WHAT YOU ARE ASKED TO DO >> Word for word, repeat the entries, minus the pictures.

MATERIAL PROVIDED >>
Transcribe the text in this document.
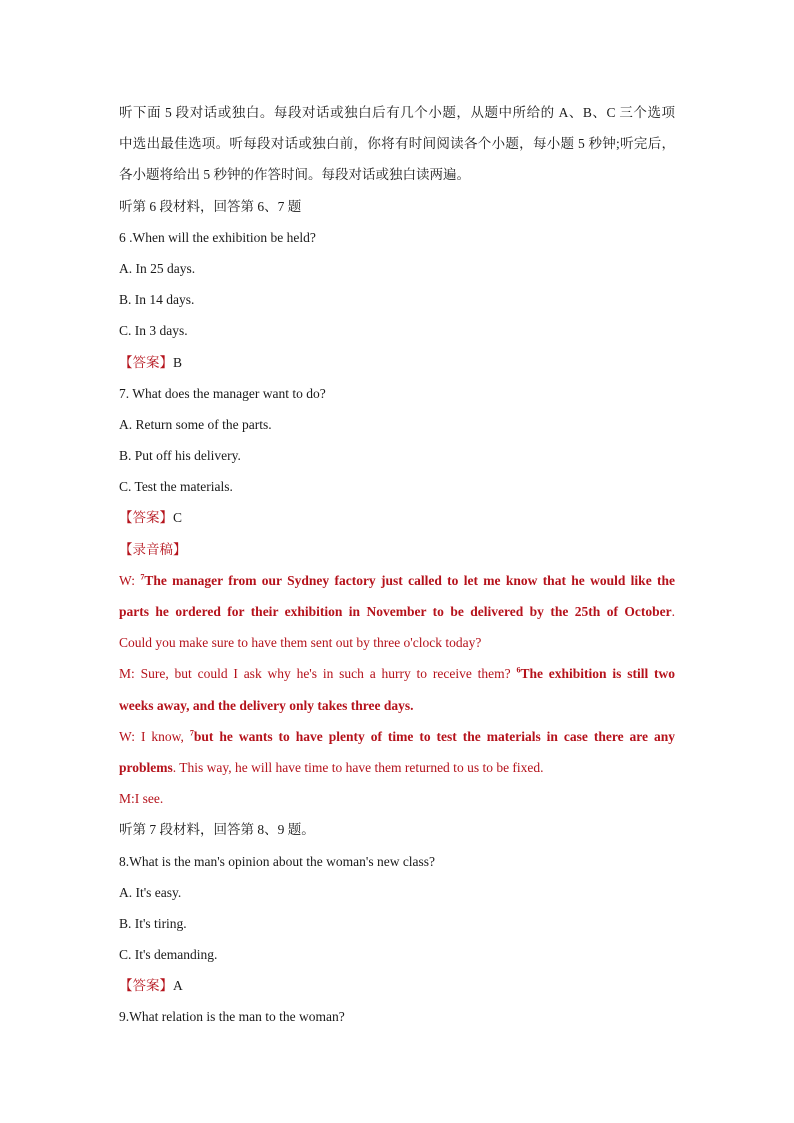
听下面 5 段对话或独白。每段对话或独白后有几个小题，从题中所给的 A、B、C 三个选项
中选出最佳选项。听每段对话或独白前，你将有时间阅读各个小题，每小题 5 秒钟;听完后，
各小题将给出 5 秒钟的作答时间。每段对话或独白读两遍。
听第 6 段材料，回答第 6、7 题
6 .When will the exhibition be held?
A. In 25 days.
B. In 14 days.
C. In 3 days.
【答案】B
7. What does the manager want to do?
A. Return some of the parts.
B. Put off his delivery.
C. Test the materials.
【答案】C
【录音稿】
W: $^7$The manager from our Sydney factory just called to let me know that he would like the
parts he ordered for their exhibition in November to be delivered by the 25th of October.
Could you make sure to have them sent out by three o'clock today?
M: Sure, but could I ask why he's in such a hurry to receive them? $^6$The exhibition is still two
weeks away, and the delivery only takes three days.
W: I know, $^7$but he wants to have plenty of time to test the materials in case there are any
problems. This way, he will have time to have them returned to us to be fixed.
M:I see.
听第 7 段材料，回答第 8、9 题。
8.What is the man's opinion about the woman's new class?
A. It's easy.
B. It's tiring.
C. It's demanding.
【答案】A
9.What relation is the man to the woman?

EXERCISE RESPONSE >>
Transcribe the text in this document.
听下面 5 段对话或独白。每段对话或独白后有几个小题，从题中所给的 A、B、C 三个选项
中选出最佳选项。听每段对话或独白前，你将有时间阅读各个小题，每小题 5 秒钟;听完后，
各小题将给出 5 秒钟的作答时间。每段对话或独白读两遍。
听第 6 段材料，回答第 6、7 题
6 .When will the exhibition be held?
A. In 25 days.
B. In 14 days.
C. In 3 days.
【答案】B
7. What does the manager want to do?
A. Return some of the parts.
B. Put off his delivery.
C. Test the materials.
【答案】C
【录音稿】
W: $^7$The manager from our Sydney factory just called to let me know that he would like the
parts he ordered for their exhibition in November to be delivered by the 25th of October.
Could you make sure to have them sent out by three o'clock today?
M: Sure, but could I ask why he's in such a hurry to receive them? $^6$The exhibition is still two
weeks away, and the delivery only takes three days.
W: I know, $^7$but he wants to have plenty of time to test the materials in case there are any
problems. This way, he will have time to have them returned to us to be fixed.
M:I see.
听第 7 段材料，回答第 8、9 题。
8.What is the man's opinion about the woman's new class?
A. It's easy.
B. It's tiring.
C. It's demanding.
【答案】A
9.What relation is the man to the woman?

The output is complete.